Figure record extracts
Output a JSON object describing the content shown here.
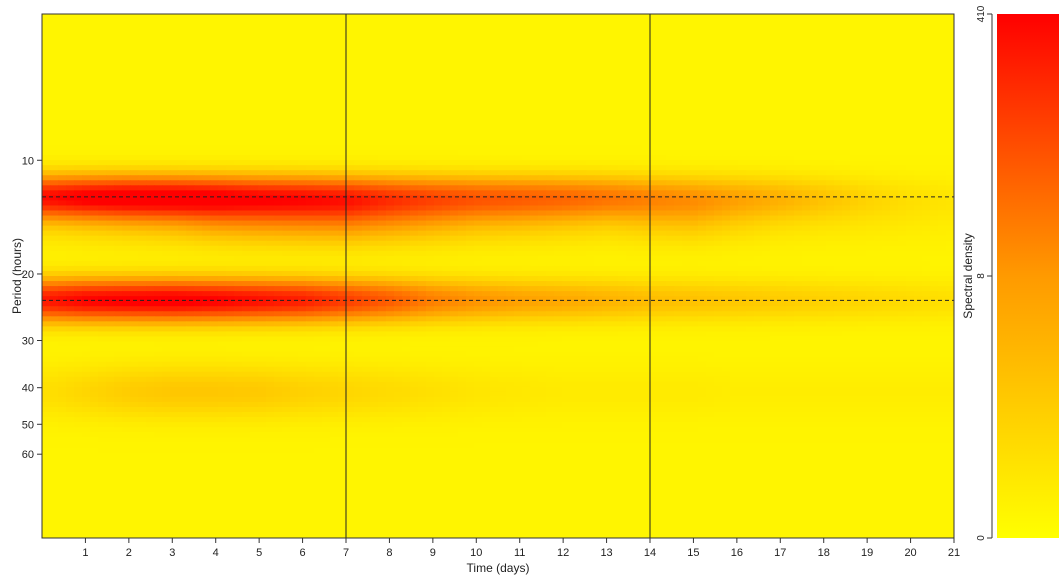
{
  "chart_data": {
    "type": "heatmap",
    "xlabel": "Time (days)",
    "ylabel": "Period (hours)",
    "colorbar_label": "Spectral density",
    "xlim": [
      0,
      21
    ],
    "x_ticks": [
      1,
      2,
      3,
      4,
      5,
      6,
      7,
      8,
      9,
      10,
      11,
      12,
      13,
      14,
      15,
      16,
      17,
      18,
      19,
      20,
      21
    ],
    "y_scale": "log",
    "y_ticks": [
      10,
      20,
      30,
      40,
      50,
      60
    ],
    "colorbar_ticks": [
      "0",
      "8",
      "410"
    ],
    "colorbar_range": [
      0,
      410
    ],
    "colors": {
      "low": "#ffff00",
      "mid": "#ff9a00",
      "high": "#ff0000"
    },
    "vertical_lines_days": [
      7,
      14
    ],
    "dashed_lines_period": [
      12.5,
      23.5
    ],
    "bands": [
      {
        "period": 12.5,
        "intensity_by_day": [
          0.86,
          0.92,
          0.95,
          0.93,
          0.86,
          0.78,
          0.74,
          0.68,
          0.6,
          0.55,
          0.52,
          0.5,
          0.48,
          0.44,
          0.36,
          0.3,
          0.26,
          0.22,
          0.16,
          0.1,
          0.06,
          0.04
        ]
      },
      {
        "period": 23.5,
        "intensity_by_day": [
          0.86,
          0.95,
          0.98,
          1.0,
          0.96,
          0.9,
          0.84,
          0.72,
          0.6,
          0.46,
          0.38,
          0.33,
          0.3,
          0.26,
          0.22,
          0.2,
          0.18,
          0.16,
          0.14,
          0.12,
          0.1,
          0.08
        ]
      },
      {
        "period": 14.2,
        "intensity_by_day": [
          0.1,
          0.14,
          0.18,
          0.22,
          0.3,
          0.34,
          0.36,
          0.38,
          0.32,
          0.26,
          0.2,
          0.18,
          0.15,
          0.12,
          0.16,
          0.18,
          0.12,
          0.08,
          0.06,
          0.05,
          0.04,
          0.03
        ]
      },
      {
        "period": 41,
        "intensity_by_day": [
          0.08,
          0.12,
          0.16,
          0.18,
          0.18,
          0.17,
          0.14,
          0.12,
          0.1,
          0.08,
          0.06,
          0.05,
          0.04,
          0.04,
          0.04,
          0.04,
          0.03,
          0.03,
          0.03,
          0.03,
          0.03,
          0.03
        ]
      }
    ]
  }
}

• [Aim] Quote the records above in full, dropping each picture.

• [Output for this exercise]
Output a JSON object describing the content shown here.
{
  "chart_data": {
    "type": "heatmap",
    "xlabel": "Time (days)",
    "ylabel": "Period (hours)",
    "colorbar_label": "Spectral density",
    "xlim": [
      0,
      21
    ],
    "x_ticks": [
      1,
      2,
      3,
      4,
      5,
      6,
      7,
      8,
      9,
      10,
      11,
      12,
      13,
      14,
      15,
      16,
      17,
      18,
      19,
      20,
      21
    ],
    "y_scale": "log",
    "y_ticks": [
      10,
      20,
      30,
      40,
      50,
      60
    ],
    "colorbar_ticks": [
      "0",
      "8",
      "410"
    ],
    "colorbar_range": [
      0,
      410
    ],
    "colors": {
      "low": "#ffff00",
      "mid": "#ff9a00",
      "high": "#ff0000"
    },
    "vertical_lines_days": [
      7,
      14
    ],
    "dashed_lines_period": [
      12.5,
      23.5
    ],
    "bands": [
      {
        "period": 12.5,
        "intensity_by_day": [
          0.86,
          0.92,
          0.95,
          0.93,
          0.86,
          0.78,
          0.74,
          0.68,
          0.6,
          0.55,
          0.52,
          0.5,
          0.48,
          0.44,
          0.36,
          0.3,
          0.26,
          0.22,
          0.16,
          0.1,
          0.06,
          0.04
        ]
      },
      {
        "period": 23.5,
        "intensity_by_day": [
          0.86,
          0.95,
          0.98,
          1.0,
          0.96,
          0.9,
          0.84,
          0.72,
          0.6,
          0.46,
          0.38,
          0.33,
          0.3,
          0.26,
          0.22,
          0.2,
          0.18,
          0.16,
          0.14,
          0.12,
          0.1,
          0.08
        ]
      },
      {
        "period": 14.2,
        "intensity_by_day": [
          0.1,
          0.14,
          0.18,
          0.22,
          0.3,
          0.34,
          0.36,
          0.38,
          0.32,
          0.26,
          0.2,
          0.18,
          0.15,
          0.12,
          0.16,
          0.18,
          0.12,
          0.08,
          0.06,
          0.05,
          0.04,
          0.03
        ]
      },
      {
        "period": 41,
        "intensity_by_day": [
          0.08,
          0.12,
          0.16,
          0.18,
          0.18,
          0.17,
          0.14,
          0.12,
          0.1,
          0.08,
          0.06,
          0.05,
          0.04,
          0.04,
          0.04,
          0.04,
          0.03,
          0.03,
          0.03,
          0.03,
          0.03,
          0.03
        ]
      }
    ]
  }
}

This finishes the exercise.